■ **Set problem**
Write the material out again in full, word for word. Do not include the pictures.

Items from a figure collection
------
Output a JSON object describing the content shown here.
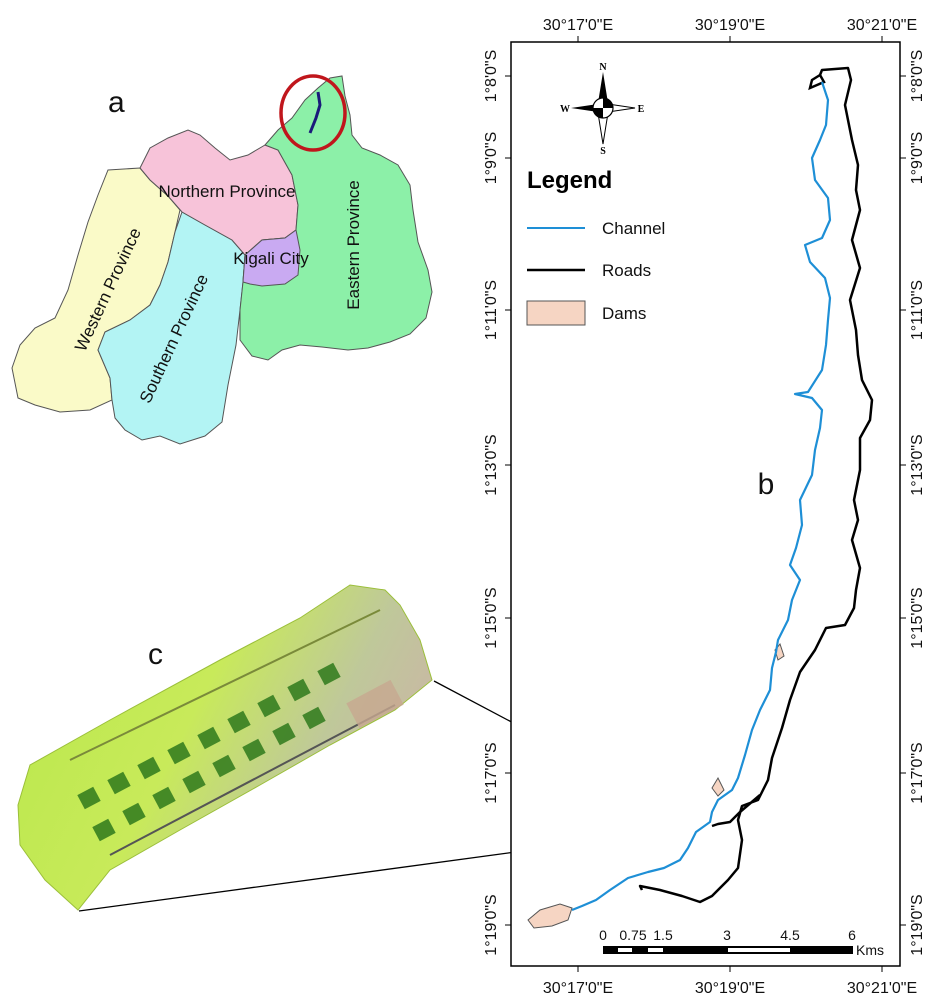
{
  "panel_labels": {
    "a": "a",
    "b": "b",
    "c": "c"
  },
  "provinces": {
    "northern": "Northern Province",
    "eastern": "Eastern Province",
    "western": "Western Province",
    "southern": "Southern Province",
    "kigali": "Kigali City"
  },
  "province_colors": {
    "northern": "#f7c3d9",
    "eastern": "#8cf0a8",
    "western": "#fafac8",
    "southern": "#b3f4f4",
    "kigali": "#c9aaf2"
  },
  "legend": {
    "title": "Legend",
    "items": [
      {
        "label": "Channel",
        "color": "#1e8fd6",
        "symbol": "line"
      },
      {
        "label": "Roads",
        "color": "#000000",
        "symbol": "line"
      },
      {
        "label": "Dams",
        "color": "#f6d5c3",
        "symbol": "polygon"
      }
    ]
  },
  "compass": {
    "n": "N",
    "s": "S",
    "e": "E",
    "w": "W"
  },
  "longitude_labels": [
    "30°17'0\"E",
    "30°19'0\"E",
    "30°21'0\"E"
  ],
  "latitude_labels": [
    "1°8'0\"S",
    "1°9'0\"S",
    "1°11'0\"S",
    "1°13'0\"S",
    "1°15'0\"S",
    "1°17'0\"S",
    "1°19'0\"S"
  ],
  "scale_bar": {
    "ticks": [
      "0",
      "0.75",
      "1.5",
      "3",
      "4.5",
      "6"
    ],
    "unit": "Kms"
  },
  "highlight_color": "#c0161c"
}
------
■ **Solution for this exercise**
Output a JSON object describing the content shown here.
{
  "panel_labels": {
    "a": "a",
    "b": "b",
    "c": "c"
  },
  "provinces": {
    "northern": "Northern Province",
    "eastern": "Eastern Province",
    "western": "Western Province",
    "southern": "Southern Province",
    "kigali": "Kigali City"
  },
  "province_colors": {
    "northern": "#f7c3d9",
    "eastern": "#8cf0a8",
    "western": "#fafac8",
    "southern": "#b3f4f4",
    "kigali": "#c9aaf2"
  },
  "legend": {
    "title": "Legend",
    "items": [
      {
        "label": "Channel",
        "color": "#1e8fd6",
        "symbol": "line"
      },
      {
        "label": "Roads",
        "color": "#000000",
        "symbol": "line"
      },
      {
        "label": "Dams",
        "color": "#f6d5c3",
        "symbol": "polygon"
      }
    ]
  },
  "compass": {
    "n": "N",
    "s": "S",
    "e": "E",
    "w": "W"
  },
  "longitude_labels": [
    "30°17'0\"E",
    "30°19'0\"E",
    "30°21'0\"E"
  ],
  "latitude_labels": [
    "1°8'0\"S",
    "1°9'0\"S",
    "1°11'0\"S",
    "1°13'0\"S",
    "1°15'0\"S",
    "1°17'0\"S",
    "1°19'0\"S"
  ],
  "scale_bar": {
    "ticks": [
      "0",
      "0.75",
      "1.5",
      "3",
      "4.5",
      "6"
    ],
    "unit": "Kms"
  },
  "highlight_color": "#c0161c"
}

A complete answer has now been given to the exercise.